WHAT YOU WILL DO
Search the listing below for "dispositions". Copy each matching line.

───── SUPPLIED DATA

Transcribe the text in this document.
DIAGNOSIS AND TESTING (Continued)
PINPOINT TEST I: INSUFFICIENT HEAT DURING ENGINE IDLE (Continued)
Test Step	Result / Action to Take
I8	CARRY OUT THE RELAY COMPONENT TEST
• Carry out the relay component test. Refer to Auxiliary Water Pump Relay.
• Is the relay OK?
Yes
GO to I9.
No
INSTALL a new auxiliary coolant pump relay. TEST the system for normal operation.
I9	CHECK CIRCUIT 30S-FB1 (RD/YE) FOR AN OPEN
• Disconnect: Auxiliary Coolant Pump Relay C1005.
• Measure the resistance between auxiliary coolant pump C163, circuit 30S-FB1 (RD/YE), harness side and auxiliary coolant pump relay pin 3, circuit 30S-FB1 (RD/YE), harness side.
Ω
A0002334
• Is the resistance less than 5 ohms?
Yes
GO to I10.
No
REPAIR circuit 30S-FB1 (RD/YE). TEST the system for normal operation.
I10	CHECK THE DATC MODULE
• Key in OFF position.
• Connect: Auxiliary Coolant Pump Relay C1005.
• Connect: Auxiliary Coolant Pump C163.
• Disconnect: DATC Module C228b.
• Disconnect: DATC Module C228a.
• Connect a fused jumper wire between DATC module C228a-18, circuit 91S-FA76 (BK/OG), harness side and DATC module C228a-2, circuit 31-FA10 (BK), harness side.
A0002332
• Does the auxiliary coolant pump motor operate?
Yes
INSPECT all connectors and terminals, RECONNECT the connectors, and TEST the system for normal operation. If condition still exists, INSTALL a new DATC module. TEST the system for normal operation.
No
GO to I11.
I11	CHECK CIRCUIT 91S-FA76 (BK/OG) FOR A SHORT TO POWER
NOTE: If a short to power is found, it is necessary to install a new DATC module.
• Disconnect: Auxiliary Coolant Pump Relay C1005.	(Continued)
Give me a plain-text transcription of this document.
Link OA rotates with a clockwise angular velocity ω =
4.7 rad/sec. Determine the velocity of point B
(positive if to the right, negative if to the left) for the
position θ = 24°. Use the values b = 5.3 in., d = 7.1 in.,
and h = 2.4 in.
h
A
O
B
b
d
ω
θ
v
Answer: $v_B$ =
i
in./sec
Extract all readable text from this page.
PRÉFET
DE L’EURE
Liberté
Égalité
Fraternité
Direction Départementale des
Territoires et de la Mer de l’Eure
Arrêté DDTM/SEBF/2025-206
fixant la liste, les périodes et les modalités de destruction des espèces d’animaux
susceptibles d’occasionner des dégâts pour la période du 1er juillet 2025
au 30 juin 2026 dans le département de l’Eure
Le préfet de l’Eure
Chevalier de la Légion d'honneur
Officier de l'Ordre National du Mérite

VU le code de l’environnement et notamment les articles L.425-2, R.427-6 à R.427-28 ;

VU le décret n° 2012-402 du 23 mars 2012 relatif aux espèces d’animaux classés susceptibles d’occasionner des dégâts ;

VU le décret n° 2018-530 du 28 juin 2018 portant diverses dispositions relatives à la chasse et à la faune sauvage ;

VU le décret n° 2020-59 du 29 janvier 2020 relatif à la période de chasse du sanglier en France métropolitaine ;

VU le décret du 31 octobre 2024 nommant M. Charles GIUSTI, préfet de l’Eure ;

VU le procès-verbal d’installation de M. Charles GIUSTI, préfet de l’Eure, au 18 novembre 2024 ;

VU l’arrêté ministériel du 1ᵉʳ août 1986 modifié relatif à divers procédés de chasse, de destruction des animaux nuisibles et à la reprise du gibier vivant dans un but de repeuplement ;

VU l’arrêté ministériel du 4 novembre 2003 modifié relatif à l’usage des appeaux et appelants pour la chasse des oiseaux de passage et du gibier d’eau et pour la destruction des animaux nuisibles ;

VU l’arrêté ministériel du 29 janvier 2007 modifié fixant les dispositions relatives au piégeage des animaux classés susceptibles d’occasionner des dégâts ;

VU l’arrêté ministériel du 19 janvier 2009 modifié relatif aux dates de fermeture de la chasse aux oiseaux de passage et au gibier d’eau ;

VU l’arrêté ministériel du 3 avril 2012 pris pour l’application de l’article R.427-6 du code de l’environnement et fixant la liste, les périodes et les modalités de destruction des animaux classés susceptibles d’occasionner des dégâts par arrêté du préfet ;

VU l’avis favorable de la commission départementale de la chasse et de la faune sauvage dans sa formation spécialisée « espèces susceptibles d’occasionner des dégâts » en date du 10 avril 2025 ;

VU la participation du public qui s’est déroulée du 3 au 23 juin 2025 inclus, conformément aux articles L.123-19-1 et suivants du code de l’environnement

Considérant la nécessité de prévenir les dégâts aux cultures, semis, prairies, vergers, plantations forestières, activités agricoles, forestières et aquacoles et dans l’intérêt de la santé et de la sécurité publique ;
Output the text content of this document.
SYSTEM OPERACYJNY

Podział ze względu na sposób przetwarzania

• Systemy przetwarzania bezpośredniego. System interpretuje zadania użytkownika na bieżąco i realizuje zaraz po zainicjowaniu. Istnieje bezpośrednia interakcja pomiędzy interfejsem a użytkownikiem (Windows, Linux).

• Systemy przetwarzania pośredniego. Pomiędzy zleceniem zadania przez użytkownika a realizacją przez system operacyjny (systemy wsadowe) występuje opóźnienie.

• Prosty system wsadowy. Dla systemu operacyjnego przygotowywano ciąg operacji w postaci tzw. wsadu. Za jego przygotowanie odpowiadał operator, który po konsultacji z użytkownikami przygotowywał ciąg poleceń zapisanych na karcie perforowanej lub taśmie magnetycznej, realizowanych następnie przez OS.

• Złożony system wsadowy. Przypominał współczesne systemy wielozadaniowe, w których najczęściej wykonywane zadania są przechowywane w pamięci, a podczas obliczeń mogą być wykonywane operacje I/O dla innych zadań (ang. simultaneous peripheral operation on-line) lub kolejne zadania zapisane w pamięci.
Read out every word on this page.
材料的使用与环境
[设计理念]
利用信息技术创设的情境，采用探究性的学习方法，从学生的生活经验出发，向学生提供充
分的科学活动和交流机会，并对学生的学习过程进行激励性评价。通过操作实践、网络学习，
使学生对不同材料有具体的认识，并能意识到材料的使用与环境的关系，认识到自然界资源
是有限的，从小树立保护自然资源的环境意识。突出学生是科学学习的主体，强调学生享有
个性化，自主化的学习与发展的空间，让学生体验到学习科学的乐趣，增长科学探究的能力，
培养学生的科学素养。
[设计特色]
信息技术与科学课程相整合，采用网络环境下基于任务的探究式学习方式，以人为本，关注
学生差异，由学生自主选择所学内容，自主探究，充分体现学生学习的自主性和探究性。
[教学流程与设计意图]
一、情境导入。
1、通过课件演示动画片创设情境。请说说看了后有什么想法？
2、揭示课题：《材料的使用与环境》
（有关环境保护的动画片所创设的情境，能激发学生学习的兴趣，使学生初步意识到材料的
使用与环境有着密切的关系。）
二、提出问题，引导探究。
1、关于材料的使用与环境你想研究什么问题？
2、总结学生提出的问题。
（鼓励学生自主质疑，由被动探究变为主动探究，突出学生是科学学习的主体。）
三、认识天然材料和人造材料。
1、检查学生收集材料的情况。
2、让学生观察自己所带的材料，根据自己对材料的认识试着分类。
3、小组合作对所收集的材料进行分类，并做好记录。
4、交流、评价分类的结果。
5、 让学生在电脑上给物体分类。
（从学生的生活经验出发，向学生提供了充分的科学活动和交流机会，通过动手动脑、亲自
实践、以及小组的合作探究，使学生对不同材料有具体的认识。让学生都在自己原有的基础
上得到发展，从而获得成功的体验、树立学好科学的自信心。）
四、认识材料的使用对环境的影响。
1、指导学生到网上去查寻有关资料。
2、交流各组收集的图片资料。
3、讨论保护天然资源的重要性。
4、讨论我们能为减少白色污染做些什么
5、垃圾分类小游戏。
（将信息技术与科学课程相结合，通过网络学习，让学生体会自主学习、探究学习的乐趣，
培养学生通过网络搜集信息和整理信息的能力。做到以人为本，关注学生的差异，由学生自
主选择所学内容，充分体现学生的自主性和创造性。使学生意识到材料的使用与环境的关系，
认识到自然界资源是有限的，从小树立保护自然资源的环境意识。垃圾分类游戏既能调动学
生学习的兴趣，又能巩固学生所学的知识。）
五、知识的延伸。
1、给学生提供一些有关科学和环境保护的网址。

──────────

RESULT OF THE EXERCISE
VU le décret n° 2018-530 du 28 juin 2018 portant diverses dispositions relatives à la chasse et à la faune sauvage ;
VU l’arrêté ministériel du 29 janvier 2007 modifié fixant les dispositions relatives au piégeage des animaux classés susceptibles d’occasionner des dégâts ;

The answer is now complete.